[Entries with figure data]
----------------------------------------

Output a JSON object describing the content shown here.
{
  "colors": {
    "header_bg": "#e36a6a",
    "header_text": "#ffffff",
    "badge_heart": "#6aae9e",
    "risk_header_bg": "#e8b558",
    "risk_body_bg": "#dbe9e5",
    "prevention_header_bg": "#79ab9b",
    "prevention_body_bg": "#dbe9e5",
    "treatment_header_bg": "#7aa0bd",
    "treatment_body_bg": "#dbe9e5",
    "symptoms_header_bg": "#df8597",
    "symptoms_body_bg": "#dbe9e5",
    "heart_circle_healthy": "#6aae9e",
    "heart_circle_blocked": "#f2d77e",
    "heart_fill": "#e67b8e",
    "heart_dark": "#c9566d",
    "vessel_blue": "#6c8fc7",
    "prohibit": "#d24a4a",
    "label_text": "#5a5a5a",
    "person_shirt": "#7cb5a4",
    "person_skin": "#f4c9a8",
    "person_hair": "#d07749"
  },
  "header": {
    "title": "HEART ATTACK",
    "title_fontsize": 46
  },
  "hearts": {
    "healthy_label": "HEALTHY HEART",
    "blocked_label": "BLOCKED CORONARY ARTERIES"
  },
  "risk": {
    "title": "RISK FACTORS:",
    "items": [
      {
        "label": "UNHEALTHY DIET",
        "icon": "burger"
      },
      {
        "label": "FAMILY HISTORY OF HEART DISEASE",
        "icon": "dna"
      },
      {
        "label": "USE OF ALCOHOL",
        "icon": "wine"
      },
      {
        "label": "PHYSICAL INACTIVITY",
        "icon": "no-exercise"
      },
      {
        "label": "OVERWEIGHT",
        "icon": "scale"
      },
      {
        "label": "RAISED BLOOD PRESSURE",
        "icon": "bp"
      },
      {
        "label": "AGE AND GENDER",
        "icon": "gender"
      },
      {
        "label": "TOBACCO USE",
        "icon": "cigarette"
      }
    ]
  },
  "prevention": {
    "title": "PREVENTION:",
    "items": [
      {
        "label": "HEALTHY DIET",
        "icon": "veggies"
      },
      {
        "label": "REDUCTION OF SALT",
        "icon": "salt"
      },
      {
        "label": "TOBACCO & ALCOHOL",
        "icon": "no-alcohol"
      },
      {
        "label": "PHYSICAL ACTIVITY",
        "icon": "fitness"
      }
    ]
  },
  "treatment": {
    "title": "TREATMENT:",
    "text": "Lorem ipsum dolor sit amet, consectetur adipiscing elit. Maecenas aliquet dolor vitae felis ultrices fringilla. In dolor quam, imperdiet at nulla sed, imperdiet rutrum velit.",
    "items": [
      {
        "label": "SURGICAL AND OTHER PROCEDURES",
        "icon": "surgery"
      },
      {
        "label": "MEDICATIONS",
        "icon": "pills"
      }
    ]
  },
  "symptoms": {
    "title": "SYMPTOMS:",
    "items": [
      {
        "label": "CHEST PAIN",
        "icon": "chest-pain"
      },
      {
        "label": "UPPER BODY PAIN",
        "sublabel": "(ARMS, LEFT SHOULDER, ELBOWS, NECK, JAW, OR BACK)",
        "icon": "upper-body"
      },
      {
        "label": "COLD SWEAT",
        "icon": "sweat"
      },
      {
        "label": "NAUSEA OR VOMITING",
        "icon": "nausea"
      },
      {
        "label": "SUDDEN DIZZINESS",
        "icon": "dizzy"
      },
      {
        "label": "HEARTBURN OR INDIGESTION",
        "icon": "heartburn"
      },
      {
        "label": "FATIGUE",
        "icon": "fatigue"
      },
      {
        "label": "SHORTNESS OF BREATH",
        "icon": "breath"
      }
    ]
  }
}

----------------------------------------

Exactly reproduce all of the entries above.

- FULL ANSWER
Output a JSON object describing the content shown here.
{
  "colors": {
    "header_bg": "#e36a6a",
    "header_text": "#ffffff",
    "badge_heart": "#6aae9e",
    "risk_header_bg": "#e8b558",
    "risk_body_bg": "#dbe9e5",
    "prevention_header_bg": "#79ab9b",
    "prevention_body_bg": "#dbe9e5",
    "treatment_header_bg": "#7aa0bd",
    "treatment_body_bg": "#dbe9e5",
    "symptoms_header_bg": "#df8597",
    "symptoms_body_bg": "#dbe9e5",
    "heart_circle_healthy": "#6aae9e",
    "heart_circle_blocked": "#f2d77e",
    "heart_fill": "#e67b8e",
    "heart_dark": "#c9566d",
    "vessel_blue": "#6c8fc7",
    "prohibit": "#d24a4a",
    "label_text": "#5a5a5a",
    "person_shirt": "#7cb5a4",
    "person_skin": "#f4c9a8",
    "person_hair": "#d07749"
  },
  "header": {
    "title": "HEART ATTACK",
    "title_fontsize": 46
  },
  "hearts": {
    "healthy_label": "HEALTHY HEART",
    "blocked_label": "BLOCKED CORONARY ARTERIES"
  },
  "risk": {
    "title": "RISK FACTORS:",
    "items": [
      {
        "label": "UNHEALTHY DIET",
        "icon": "burger"
      },
      {
        "label": "FAMILY HISTORY OF HEART DISEASE",
        "icon": "dna"
      },
      {
        "label": "USE OF ALCOHOL",
        "icon": "wine"
      },
      {
        "label": "PHYSICAL INACTIVITY",
        "icon": "no-exercise"
      },
      {
        "label": "OVERWEIGHT",
        "icon": "scale"
      },
      {
        "label": "RAISED BLOOD PRESSURE",
        "icon": "bp"
      },
      {
        "label": "AGE AND GENDER",
        "icon": "gender"
      },
      {
        "label": "TOBACCO USE",
        "icon": "cigarette"
      }
    ]
  },
  "prevention": {
    "title": "PREVENTION:",
    "items": [
      {
        "label": "HEALTHY DIET",
        "icon": "veggies"
      },
      {
        "label": "REDUCTION OF SALT",
        "icon": "salt"
      },
      {
        "label": "TOBACCO & ALCOHOL",
        "icon": "no-alcohol"
      },
      {
        "label": "PHYSICAL ACTIVITY",
        "icon": "fitness"
      }
    ]
  },
  "treatment": {
    "title": "TREATMENT:",
    "text": "Lorem ipsum dolor sit amet, consectetur adipiscing elit. Maecenas aliquet dolor vitae felis ultrices fringilla. In dolor quam, imperdiet at nulla sed, imperdiet rutrum velit.",
    "items": [
      {
        "label": "SURGICAL AND OTHER PROCEDURES",
        "icon": "surgery"
      },
      {
        "label": "MEDICATIONS",
        "icon": "pills"
      }
    ]
  },
  "symptoms": {
    "title": "SYMPTOMS:",
    "items": [
      {
        "label": "CHEST PAIN",
        "icon": "chest-pain"
      },
      {
        "label": "UPPER BODY PAIN",
        "sublabel": "(ARMS, LEFT SHOULDER, ELBOWS, NECK, JAW, OR BACK)",
        "icon": "upper-body"
      },
      {
        "label": "COLD SWEAT",
        "icon": "sweat"
      },
      {
        "label": "NAUSEA OR VOMITING",
        "icon": "nausea"
      },
      {
        "label": "SUDDEN DIZZINESS",
        "icon": "dizzy"
      },
      {
        "label": "HEARTBURN OR INDIGESTION",
        "icon": "heartburn"
      },
      {
        "label": "FATIGUE",
        "icon": "fatigue"
      },
      {
        "label": "SHORTNESS OF BREATH",
        "icon": "breath"
      }
    ]
  }
}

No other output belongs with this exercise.